→ Extracted data entries
/---

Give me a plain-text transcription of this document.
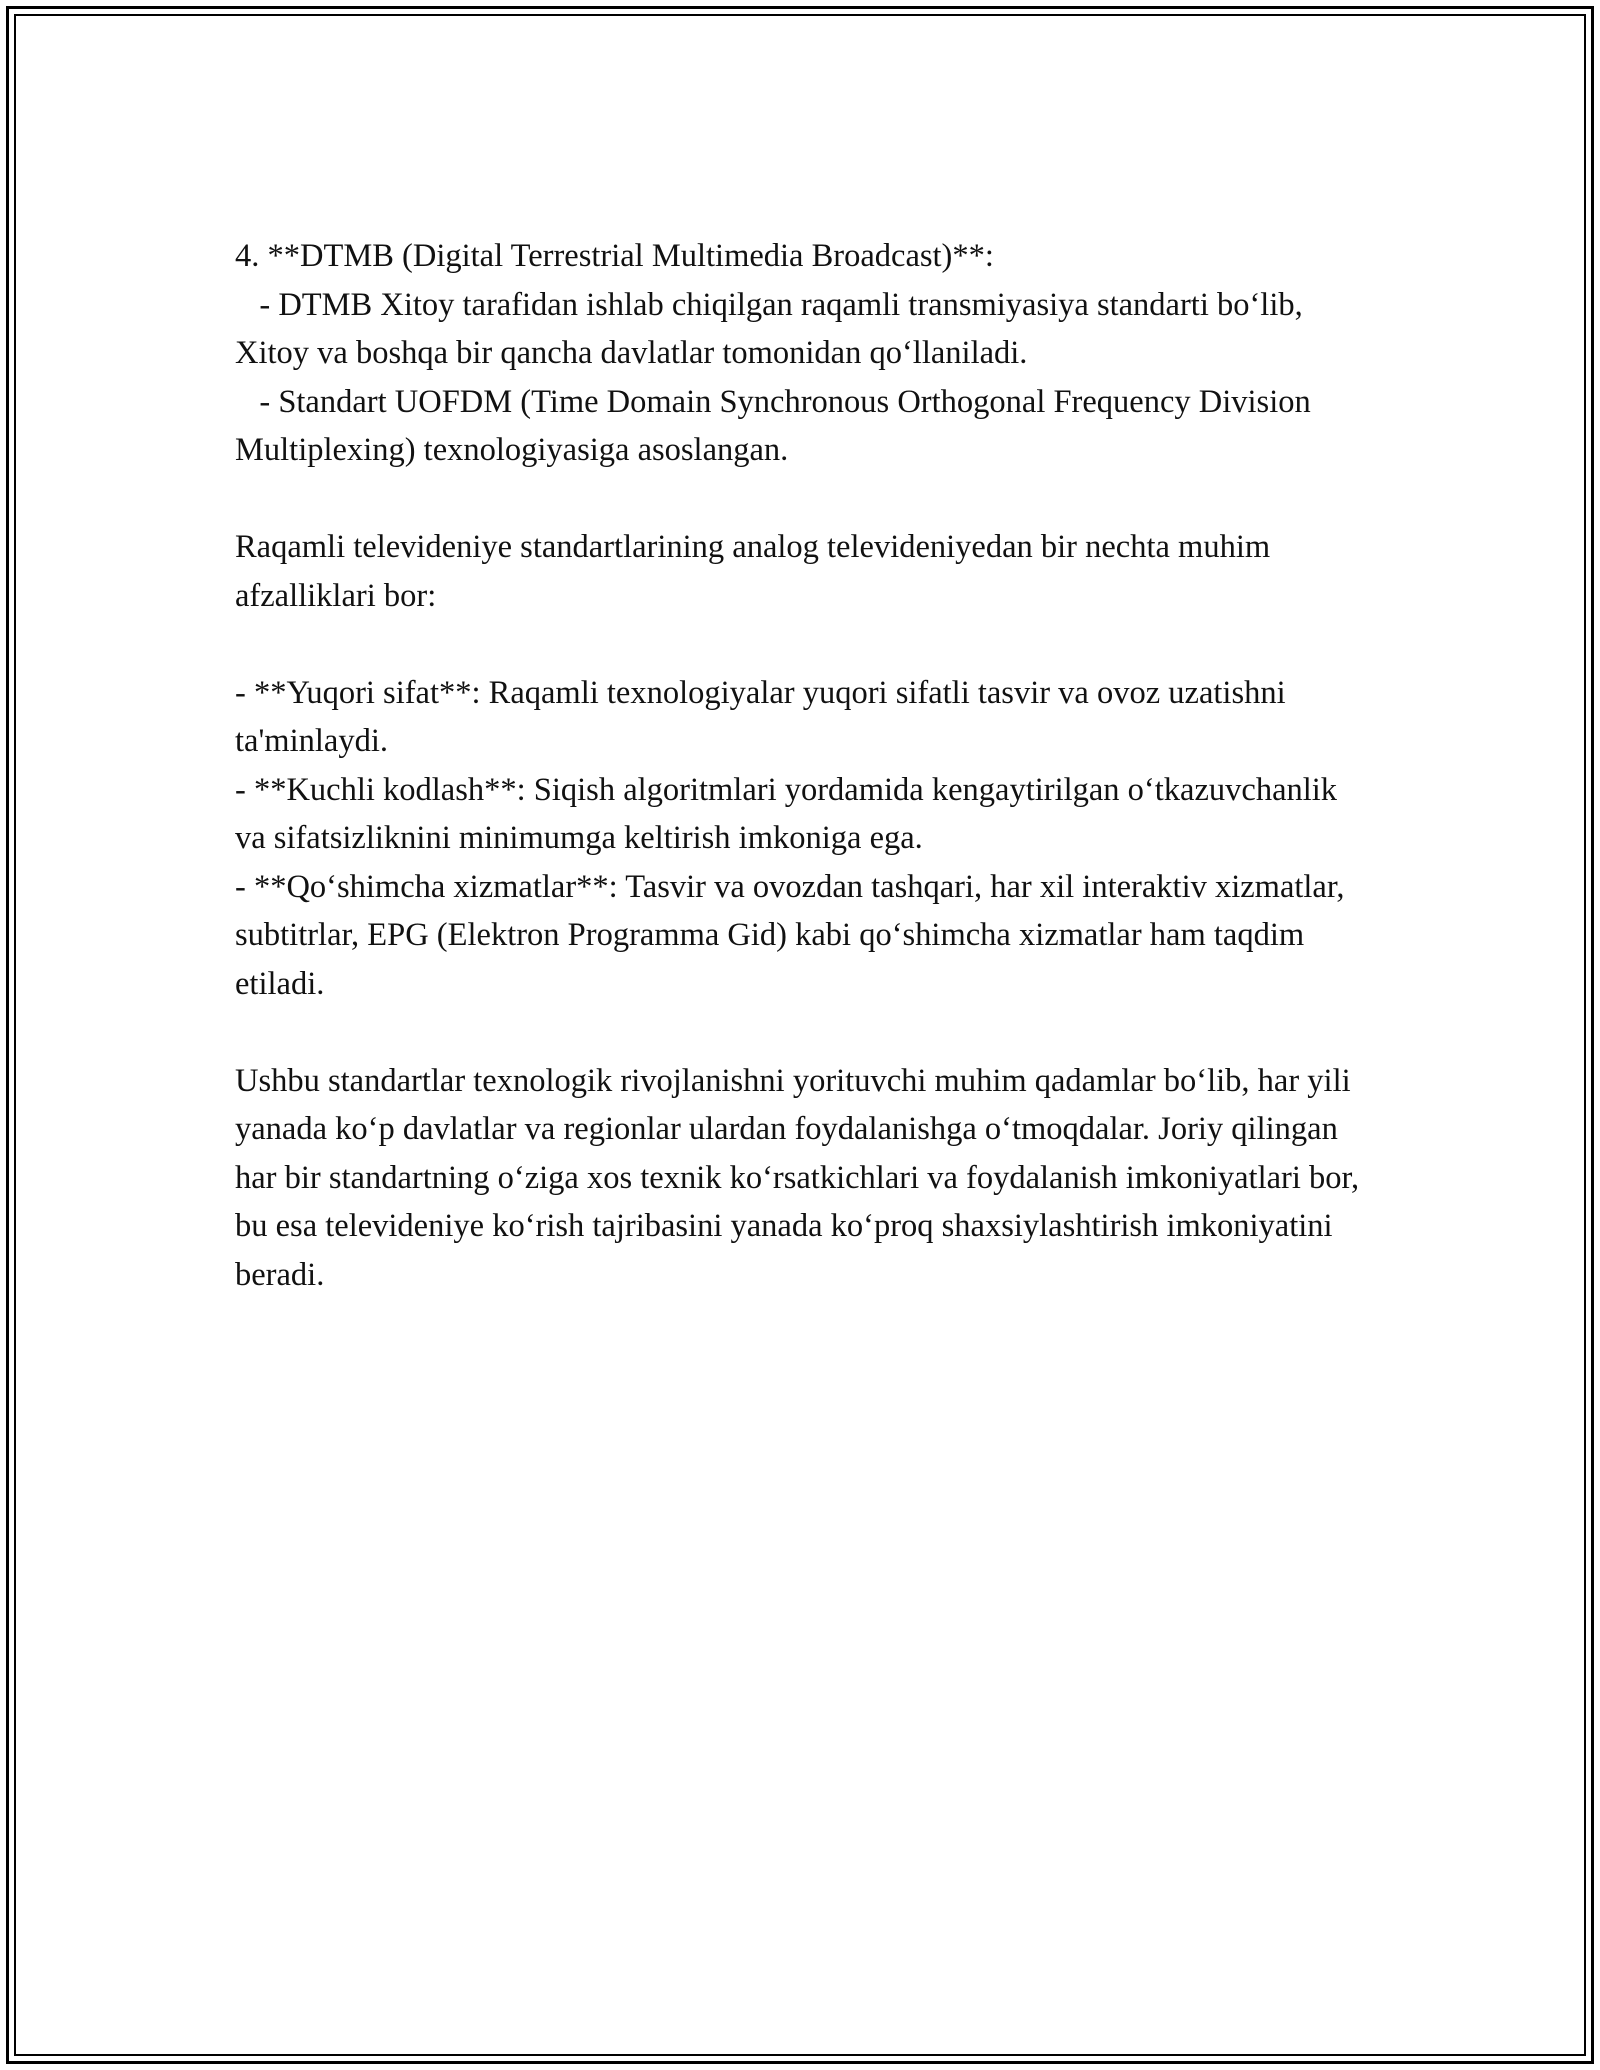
4. **DTMB (Digital Terrestrial Multimedia Broadcast)**:

- DTMB Xitoy tarafidan ishlab chiqilgan raqamli transmiyasiya standarti bo‘lib, Xitoy va boshqa bir qancha davlatlar tomonidan qo‘llaniladi.

- Standart UOFDM (Time Domain Synchronous Orthogonal Frequency Division Multiplexing) texnologiyasiga asoslangan.

Raqamli televideniye standartlarining analog televideniyedan bir nechta muhim afzalliklari bor:

- **Yuqori sifat**: Raqamli texnologiyalar yuqori sifatli tasvir va ovoz uzatishni ta'minlaydi.

- **Kuchli kodlash**: Siqish algoritmlari yordamida kengaytirilgan o‘tkazuvchanlik va sifatsizliknini minimumga keltirish imkoniga ega.

- **Qo‘shimcha xizmatlar**: Tasvir va ovozdan tashqari, har xil interaktiv xizmatlar, subtitrlar, EPG (Elektron Programma Gid) kabi qo‘shimcha xizmatlar ham taqdim etiladi.

Ushbu standartlar texnologik rivojlanishni yorituvchi muhim qadamlar bo‘lib, har yili yanada ko‘p davlatlar va regionlar ulardan foydalanishga o‘tmoqdalar. Joriy qilingan har bir standartning o‘ziga xos texnik ko‘rsatkichlari va foydalanish imkoniyatlari bor, bu esa televideniye ko‘rish tajribasini yanada ko‘proq shaxsiylashtirish imkoniyatini beradi.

\---

Copy the material above exactly and drop the pictures.

→ EXPECTED OUTPUT
Give me a plain-text transcription of this document.
4. **DTMB (Digital Terrestrial Multimedia Broadcast)**:

- DTMB Xitoy tarafidan ishlab chiqilgan raqamli transmiyasiya standarti bo‘lib, Xitoy va boshqa bir qancha davlatlar tomonidan qo‘llaniladi.

- Standart UOFDM (Time Domain Synchronous Orthogonal Frequency Division Multiplexing) texnologiyasiga asoslangan.

Raqamli televideniye standartlarining analog televideniyedan bir nechta muhim afzalliklari bor:

- **Yuqori sifat**: Raqamli texnologiyalar yuqori sifatli tasvir va ovoz uzatishni ta'minlaydi.

- **Kuchli kodlash**: Siqish algoritmlari yordamida kengaytirilgan o‘tkazuvchanlik va sifatsizliknini minimumga keltirish imkoniga ega.

- **Qo‘shimcha xizmatlar**: Tasvir va ovozdan tashqari, har xil interaktiv xizmatlar, subtitrlar, EPG (Elektron Programma Gid) kabi qo‘shimcha xizmatlar ham taqdim etiladi.

Ushbu standartlar texnologik rivojlanishni yorituvchi muhim qadamlar bo‘lib, har yili yanada ko‘p davlatlar va regionlar ulardan foydalanishga o‘tmoqdalar. Joriy qilingan har bir standartning o‘ziga xos texnik ko‘rsatkichlari va foydalanish imkoniyatlari bor, bu esa televideniye ko‘rish tajribasini yanada ko‘proq shaxsiylashtirish imkoniyatini beradi.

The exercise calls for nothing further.